:: WHAT TO DO ::
Could every line of the data be printed exactly as it reads?
— start of SOURCE DATA —
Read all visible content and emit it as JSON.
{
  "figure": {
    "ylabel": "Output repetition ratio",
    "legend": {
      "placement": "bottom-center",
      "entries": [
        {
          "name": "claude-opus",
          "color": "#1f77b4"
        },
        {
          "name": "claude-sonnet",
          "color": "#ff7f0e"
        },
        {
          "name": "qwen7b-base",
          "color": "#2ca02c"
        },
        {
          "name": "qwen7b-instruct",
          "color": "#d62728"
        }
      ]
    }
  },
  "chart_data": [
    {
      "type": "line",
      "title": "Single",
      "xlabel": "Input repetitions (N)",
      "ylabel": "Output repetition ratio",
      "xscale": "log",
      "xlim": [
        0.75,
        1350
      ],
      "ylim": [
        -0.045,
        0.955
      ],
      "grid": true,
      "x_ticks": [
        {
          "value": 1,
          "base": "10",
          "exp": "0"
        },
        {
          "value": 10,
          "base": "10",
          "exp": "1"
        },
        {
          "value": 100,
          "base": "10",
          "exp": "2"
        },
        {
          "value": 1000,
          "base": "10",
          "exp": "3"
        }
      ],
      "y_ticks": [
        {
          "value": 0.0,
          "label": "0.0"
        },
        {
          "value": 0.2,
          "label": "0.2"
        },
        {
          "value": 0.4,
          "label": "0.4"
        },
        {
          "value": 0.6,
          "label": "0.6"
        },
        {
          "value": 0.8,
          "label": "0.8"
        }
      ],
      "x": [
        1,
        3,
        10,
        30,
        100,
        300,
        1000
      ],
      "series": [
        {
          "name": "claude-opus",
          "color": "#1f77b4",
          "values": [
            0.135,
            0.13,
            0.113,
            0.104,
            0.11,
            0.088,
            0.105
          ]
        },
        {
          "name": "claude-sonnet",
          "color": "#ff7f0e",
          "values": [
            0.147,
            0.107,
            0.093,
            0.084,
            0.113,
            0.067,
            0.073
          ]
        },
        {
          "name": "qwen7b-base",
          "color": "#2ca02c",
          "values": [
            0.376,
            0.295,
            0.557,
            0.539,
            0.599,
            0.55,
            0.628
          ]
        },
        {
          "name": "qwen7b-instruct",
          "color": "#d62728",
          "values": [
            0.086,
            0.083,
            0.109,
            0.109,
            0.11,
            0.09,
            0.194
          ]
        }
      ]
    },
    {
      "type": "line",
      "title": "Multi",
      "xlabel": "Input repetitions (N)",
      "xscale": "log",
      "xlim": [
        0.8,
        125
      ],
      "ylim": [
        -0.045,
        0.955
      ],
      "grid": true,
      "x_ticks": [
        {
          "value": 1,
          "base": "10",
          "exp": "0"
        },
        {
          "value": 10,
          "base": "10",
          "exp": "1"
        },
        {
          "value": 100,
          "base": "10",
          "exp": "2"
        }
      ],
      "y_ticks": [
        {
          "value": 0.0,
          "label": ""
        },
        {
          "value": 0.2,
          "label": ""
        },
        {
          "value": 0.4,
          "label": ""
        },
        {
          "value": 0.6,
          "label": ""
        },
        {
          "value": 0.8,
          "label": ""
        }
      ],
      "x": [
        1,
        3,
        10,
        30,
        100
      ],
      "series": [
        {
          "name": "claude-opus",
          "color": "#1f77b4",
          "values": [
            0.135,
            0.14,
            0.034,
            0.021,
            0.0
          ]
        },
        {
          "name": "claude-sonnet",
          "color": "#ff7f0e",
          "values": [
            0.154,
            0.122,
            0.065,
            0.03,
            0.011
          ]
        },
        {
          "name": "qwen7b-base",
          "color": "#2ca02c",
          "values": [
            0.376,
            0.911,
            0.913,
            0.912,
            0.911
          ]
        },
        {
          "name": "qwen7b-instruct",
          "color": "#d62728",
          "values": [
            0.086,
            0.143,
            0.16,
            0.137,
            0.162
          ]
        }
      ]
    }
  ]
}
— end of SOURCE DATA —
:: RESULT ::
Read all visible content and emit it as JSON.
{
  "figure": {
    "ylabel": "Output repetition ratio",
    "legend": {
      "placement": "bottom-center",
      "entries": [
        {
          "name": "claude-opus",
          "color": "#1f77b4"
        },
        {
          "name": "claude-sonnet",
          "color": "#ff7f0e"
        },
        {
          "name": "qwen7b-base",
          "color": "#2ca02c"
        },
        {
          "name": "qwen7b-instruct",
          "color": "#d62728"
        }
      ]
    }
  },
  "chart_data": [
    {
      "type": "line",
      "title": "Single",
      "xlabel": "Input repetitions (N)",
      "ylabel": "Output repetition ratio",
      "xscale": "log",
      "xlim": [
        0.75,
        1350
      ],
      "ylim": [
        -0.045,
        0.955
      ],
      "grid": true,
      "x_ticks": [
        {
          "value": 1,
          "base": "10",
          "exp": "0"
        },
        {
          "value": 10,
          "base": "10",
          "exp": "1"
        },
        {
          "value": 100,
          "base": "10",
          "exp": "2"
        },
        {
          "value": 1000,
          "base": "10",
          "exp": "3"
        }
      ],
      "y_ticks": [
        {
          "value": 0.0,
          "label": "0.0"
        },
        {
          "value": 0.2,
          "label": "0.2"
        },
        {
          "value": 0.4,
          "label": "0.4"
        },
        {
          "value": 0.6,
          "label": "0.6"
        },
        {
          "value": 0.8,
          "label": "0.8"
        }
      ],
      "x": [
        1,
        3,
        10,
        30,
        100,
        300,
        1000
      ],
      "series": [
        {
          "name": "claude-opus",
          "color": "#1f77b4",
          "values": [
            0.135,
            0.13,
            0.113,
            0.104,
            0.11,
            0.088,
            0.105
          ]
        },
        {
          "name": "claude-sonnet",
          "color": "#ff7f0e",
          "values": [
            0.147,
            0.107,
            0.093,
            0.084,
            0.113,
            0.067,
            0.073
          ]
        },
        {
          "name": "qwen7b-base",
          "color": "#2ca02c",
          "values": [
            0.376,
            0.295,
            0.557,
            0.539,
            0.599,
            0.55,
            0.628
          ]
        },
        {
          "name": "qwen7b-instruct",
          "color": "#d62728",
          "values": [
            0.086,
            0.083,
            0.109,
            0.109,
            0.11,
            0.09,
            0.194
          ]
        }
      ]
    },
    {
      "type": "line",
      "title": "Multi",
      "xlabel": "Input repetitions (N)",
      "xscale": "log",
      "xlim": [
        0.8,
        125
      ],
      "ylim": [
        -0.045,
        0.955
      ],
      "grid": true,
      "x_ticks": [
        {
          "value": 1,
          "base": "10",
          "exp": "0"
        },
        {
          "value": 10,
          "base": "10",
          "exp": "1"
        },
        {
          "value": 100,
          "base": "10",
          "exp": "2"
        }
      ],
      "y_ticks": [
        {
          "value": 0.0,
          "label": ""
        },
        {
          "value": 0.2,
          "label": ""
        },
        {
          "value": 0.4,
          "label": ""
        },
        {
          "value": 0.6,
          "label": ""
        },
        {
          "value": 0.8,
          "label": ""
        }
      ],
      "x": [
        1,
        3,
        10,
        30,
        100
      ],
      "series": [
        {
          "name": "claude-opus",
          "color": "#1f77b4",
          "values": [
            0.135,
            0.14,
            0.034,
            0.021,
            0.0
          ]
        },
        {
          "name": "claude-sonnet",
          "color": "#ff7f0e",
          "values": [
            0.154,
            0.122,
            0.065,
            0.03,
            0.011
          ]
        },
        {
          "name": "qwen7b-base",
          "color": "#2ca02c",
          "values": [
            0.376,
            0.911,
            0.913,
            0.912,
            0.911
          ]
        },
        {
          "name": "qwen7b-instruct",
          "color": "#d62728",
          "values": [
            0.086,
            0.143,
            0.16,
            0.137,
            0.162
          ]
        }
      ]
    }
  ]
}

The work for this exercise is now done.